- Raw records -
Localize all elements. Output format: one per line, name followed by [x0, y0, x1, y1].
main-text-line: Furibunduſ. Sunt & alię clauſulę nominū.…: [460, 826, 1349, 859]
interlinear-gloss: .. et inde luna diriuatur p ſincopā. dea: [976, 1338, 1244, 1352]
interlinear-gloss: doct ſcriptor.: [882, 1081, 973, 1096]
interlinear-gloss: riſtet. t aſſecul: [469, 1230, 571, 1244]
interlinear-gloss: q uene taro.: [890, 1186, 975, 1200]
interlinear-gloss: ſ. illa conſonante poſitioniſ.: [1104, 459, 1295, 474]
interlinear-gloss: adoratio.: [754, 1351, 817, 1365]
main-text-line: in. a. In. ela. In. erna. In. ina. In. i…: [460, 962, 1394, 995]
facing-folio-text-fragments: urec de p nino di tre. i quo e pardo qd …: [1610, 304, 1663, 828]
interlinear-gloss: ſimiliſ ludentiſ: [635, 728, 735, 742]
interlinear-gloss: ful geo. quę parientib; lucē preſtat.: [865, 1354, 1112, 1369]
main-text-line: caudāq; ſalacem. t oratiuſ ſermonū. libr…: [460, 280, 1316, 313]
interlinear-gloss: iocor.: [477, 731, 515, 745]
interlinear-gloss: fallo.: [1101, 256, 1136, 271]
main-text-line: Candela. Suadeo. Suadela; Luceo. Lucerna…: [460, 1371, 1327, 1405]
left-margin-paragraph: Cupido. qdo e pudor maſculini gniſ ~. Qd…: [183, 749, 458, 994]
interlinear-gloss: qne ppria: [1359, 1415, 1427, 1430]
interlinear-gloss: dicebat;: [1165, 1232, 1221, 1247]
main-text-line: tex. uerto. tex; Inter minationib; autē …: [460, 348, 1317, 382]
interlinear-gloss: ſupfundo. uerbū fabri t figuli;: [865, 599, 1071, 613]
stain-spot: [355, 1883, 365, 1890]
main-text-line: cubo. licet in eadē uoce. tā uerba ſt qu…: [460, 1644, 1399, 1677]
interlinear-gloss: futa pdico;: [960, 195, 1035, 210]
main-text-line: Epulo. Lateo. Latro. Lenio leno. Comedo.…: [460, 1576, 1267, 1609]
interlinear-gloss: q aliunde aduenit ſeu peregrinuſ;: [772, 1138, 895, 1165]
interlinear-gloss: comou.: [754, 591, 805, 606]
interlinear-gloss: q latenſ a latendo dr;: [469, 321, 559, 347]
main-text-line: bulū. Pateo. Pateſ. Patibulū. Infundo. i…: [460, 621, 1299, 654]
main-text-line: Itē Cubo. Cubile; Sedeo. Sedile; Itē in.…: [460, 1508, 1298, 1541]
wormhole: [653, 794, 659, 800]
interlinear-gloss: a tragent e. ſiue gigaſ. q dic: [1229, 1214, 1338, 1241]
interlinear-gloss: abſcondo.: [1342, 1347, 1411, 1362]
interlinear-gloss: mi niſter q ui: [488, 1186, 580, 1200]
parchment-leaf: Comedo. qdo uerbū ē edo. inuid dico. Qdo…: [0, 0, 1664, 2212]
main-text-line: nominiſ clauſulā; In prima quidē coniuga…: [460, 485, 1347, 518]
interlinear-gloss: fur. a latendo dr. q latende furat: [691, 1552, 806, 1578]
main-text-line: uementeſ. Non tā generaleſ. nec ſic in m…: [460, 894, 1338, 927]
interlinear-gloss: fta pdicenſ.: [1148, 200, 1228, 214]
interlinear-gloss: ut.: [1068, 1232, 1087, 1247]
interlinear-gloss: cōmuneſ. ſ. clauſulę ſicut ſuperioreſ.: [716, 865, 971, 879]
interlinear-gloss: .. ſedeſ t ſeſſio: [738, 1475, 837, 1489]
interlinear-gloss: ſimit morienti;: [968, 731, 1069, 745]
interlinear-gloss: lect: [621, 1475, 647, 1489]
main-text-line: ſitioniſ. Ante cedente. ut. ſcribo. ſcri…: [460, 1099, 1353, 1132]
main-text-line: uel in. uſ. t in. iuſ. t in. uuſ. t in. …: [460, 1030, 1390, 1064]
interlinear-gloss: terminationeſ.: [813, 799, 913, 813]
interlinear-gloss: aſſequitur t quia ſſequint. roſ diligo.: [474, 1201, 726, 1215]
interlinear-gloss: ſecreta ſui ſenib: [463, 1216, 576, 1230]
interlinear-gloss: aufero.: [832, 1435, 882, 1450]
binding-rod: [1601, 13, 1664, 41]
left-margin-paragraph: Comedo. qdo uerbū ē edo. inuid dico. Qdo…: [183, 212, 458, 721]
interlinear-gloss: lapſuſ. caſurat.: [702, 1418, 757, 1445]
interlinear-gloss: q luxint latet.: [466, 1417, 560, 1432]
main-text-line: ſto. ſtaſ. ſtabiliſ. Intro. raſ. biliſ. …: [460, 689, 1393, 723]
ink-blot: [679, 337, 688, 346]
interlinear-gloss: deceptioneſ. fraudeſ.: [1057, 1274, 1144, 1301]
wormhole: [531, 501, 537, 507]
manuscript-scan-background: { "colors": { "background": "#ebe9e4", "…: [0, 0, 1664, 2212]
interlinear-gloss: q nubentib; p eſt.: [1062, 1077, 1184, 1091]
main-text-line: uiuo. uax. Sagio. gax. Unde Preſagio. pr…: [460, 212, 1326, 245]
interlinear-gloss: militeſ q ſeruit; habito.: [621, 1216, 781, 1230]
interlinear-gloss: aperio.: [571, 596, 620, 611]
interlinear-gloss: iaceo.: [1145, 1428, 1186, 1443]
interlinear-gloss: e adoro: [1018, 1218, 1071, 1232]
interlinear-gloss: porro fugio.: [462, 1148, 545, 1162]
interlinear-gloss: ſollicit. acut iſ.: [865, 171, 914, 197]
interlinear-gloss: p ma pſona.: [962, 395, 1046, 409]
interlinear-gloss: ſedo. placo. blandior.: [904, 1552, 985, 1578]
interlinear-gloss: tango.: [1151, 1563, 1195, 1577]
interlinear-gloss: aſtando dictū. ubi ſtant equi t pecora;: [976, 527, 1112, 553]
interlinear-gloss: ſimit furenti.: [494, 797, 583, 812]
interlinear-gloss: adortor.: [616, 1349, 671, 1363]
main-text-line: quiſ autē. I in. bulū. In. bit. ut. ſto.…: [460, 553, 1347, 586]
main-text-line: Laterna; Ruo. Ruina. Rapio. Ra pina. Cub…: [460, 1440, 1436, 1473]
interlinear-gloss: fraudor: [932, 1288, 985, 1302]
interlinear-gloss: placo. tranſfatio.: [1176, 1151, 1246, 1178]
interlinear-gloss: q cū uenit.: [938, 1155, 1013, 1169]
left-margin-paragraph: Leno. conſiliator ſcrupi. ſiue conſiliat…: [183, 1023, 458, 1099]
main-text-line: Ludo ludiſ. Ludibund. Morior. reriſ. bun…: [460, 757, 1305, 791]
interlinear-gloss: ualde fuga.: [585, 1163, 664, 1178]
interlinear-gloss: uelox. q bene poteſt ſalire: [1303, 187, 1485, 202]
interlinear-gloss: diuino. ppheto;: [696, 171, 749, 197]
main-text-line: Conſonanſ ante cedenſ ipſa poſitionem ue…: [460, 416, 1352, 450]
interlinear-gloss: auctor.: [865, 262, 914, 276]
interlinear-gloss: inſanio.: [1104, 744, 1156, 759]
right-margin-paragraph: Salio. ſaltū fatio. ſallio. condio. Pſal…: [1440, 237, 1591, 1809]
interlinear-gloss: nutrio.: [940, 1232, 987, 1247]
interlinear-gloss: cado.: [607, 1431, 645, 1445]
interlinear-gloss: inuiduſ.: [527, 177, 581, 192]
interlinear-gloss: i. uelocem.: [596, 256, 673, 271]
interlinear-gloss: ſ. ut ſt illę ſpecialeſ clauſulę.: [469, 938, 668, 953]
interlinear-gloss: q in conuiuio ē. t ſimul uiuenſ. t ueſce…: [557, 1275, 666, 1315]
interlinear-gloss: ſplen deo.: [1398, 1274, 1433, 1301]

- Exercise details -
Copy the listing word for word, starting at its first line and ending at the line that contains "main-text-line: in. a.", both ends included.

- Full solution -
Localize all elements. Output format: one per line, name followed by [x0, y0, x1, y1].
main-text-line: Furibunduſ. Sunt & alię clauſulę nominū.…: [460, 826, 1349, 859]
interlinear-gloss: .. et inde luna diriuatur p ſincopā. dea: [976, 1338, 1244, 1352]
interlinear-gloss: doct ſcriptor.: [882, 1081, 973, 1096]
interlinear-gloss: riſtet. t aſſecul: [469, 1230, 571, 1244]
interlinear-gloss: q uene taro.: [890, 1186, 975, 1200]
interlinear-gloss: ſ. illa conſonante poſitioniſ.: [1104, 459, 1295, 474]
interlinear-gloss: adoratio.: [754, 1351, 817, 1365]
main-text-line: in. a. In. ela. In. erna. In. ina. In. i…: [460, 962, 1394, 995]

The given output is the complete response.